WHAT IS EXPECTED: From the line containing "Convert this screenshot" down to the last line, set down each line exactly as it is, and nothing more. Leave the pictures out.

──────────────────────────────

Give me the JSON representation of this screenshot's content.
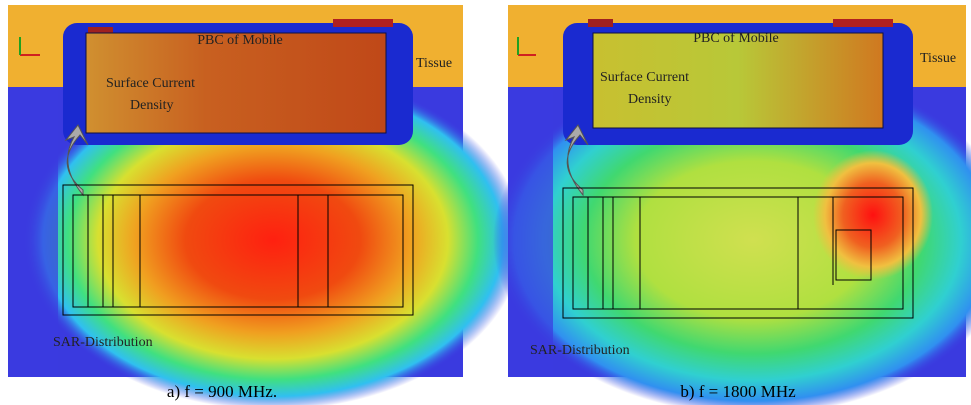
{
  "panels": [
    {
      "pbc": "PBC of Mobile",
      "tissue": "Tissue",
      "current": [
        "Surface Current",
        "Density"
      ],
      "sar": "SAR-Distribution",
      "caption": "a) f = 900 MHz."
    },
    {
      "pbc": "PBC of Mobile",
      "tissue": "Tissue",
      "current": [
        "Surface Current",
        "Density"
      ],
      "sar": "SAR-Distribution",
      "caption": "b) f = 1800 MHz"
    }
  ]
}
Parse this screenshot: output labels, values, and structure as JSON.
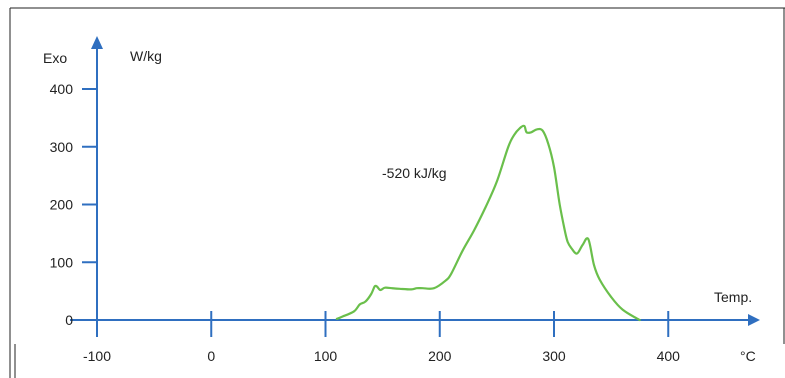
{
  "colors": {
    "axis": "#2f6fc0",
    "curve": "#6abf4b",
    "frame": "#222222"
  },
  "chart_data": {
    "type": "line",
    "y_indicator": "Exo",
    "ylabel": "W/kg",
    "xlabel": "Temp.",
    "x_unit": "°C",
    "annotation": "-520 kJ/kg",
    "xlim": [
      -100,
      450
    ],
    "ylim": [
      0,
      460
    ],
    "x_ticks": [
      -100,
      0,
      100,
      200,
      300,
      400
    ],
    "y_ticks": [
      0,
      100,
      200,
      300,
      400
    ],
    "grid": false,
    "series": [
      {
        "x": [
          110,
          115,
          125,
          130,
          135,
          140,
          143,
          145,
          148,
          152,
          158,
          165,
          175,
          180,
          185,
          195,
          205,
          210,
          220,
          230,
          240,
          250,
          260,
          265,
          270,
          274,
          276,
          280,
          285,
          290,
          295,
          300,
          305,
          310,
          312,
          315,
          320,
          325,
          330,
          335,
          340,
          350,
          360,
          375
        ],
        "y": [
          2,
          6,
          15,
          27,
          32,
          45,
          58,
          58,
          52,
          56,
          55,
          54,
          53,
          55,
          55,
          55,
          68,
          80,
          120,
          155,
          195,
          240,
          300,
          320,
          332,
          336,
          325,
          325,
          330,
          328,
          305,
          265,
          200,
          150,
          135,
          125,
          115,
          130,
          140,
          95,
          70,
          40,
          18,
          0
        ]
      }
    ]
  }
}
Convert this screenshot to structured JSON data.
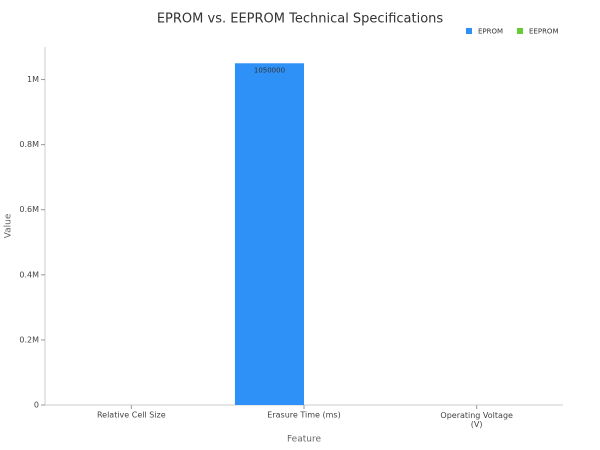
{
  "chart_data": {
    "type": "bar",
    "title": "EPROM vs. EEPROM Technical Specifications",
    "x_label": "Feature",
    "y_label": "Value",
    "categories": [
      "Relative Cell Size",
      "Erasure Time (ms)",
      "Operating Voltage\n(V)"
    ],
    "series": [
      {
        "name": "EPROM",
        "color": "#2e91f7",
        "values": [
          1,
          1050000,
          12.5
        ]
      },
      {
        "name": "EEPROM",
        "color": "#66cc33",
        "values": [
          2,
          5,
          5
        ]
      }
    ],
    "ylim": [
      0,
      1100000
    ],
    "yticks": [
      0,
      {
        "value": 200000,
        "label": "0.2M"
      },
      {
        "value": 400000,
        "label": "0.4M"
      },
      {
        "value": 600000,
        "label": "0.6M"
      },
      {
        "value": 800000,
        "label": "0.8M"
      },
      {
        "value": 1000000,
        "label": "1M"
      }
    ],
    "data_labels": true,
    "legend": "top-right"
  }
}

──────────────────────────────

SOLUTION:
Convert this screenshot to structured JSON data.
{
  "chart_data": {
    "type": "bar",
    "title": "EPROM vs. EEPROM Technical Specifications",
    "x_label": "Feature",
    "y_label": "Value",
    "categories": [
      "Relative Cell Size",
      "Erasure Time (ms)",
      "Operating Voltage\n(V)"
    ],
    "series": [
      {
        "name": "EPROM",
        "color": "#2e91f7",
        "values": [
          1,
          1050000,
          12.5
        ]
      },
      {
        "name": "EEPROM",
        "color": "#66cc33",
        "values": [
          2,
          5,
          5
        ]
      }
    ],
    "ylim": [
      0,
      1100000
    ],
    "yticks": [
      0,
      {
        "value": 200000,
        "label": "0.2M"
      },
      {
        "value": 400000,
        "label": "0.4M"
      },
      {
        "value": 600000,
        "label": "0.6M"
      },
      {
        "value": 800000,
        "label": "0.8M"
      },
      {
        "value": 1000000,
        "label": "1M"
      }
    ],
    "data_labels": true,
    "legend": "top-right"
  }
}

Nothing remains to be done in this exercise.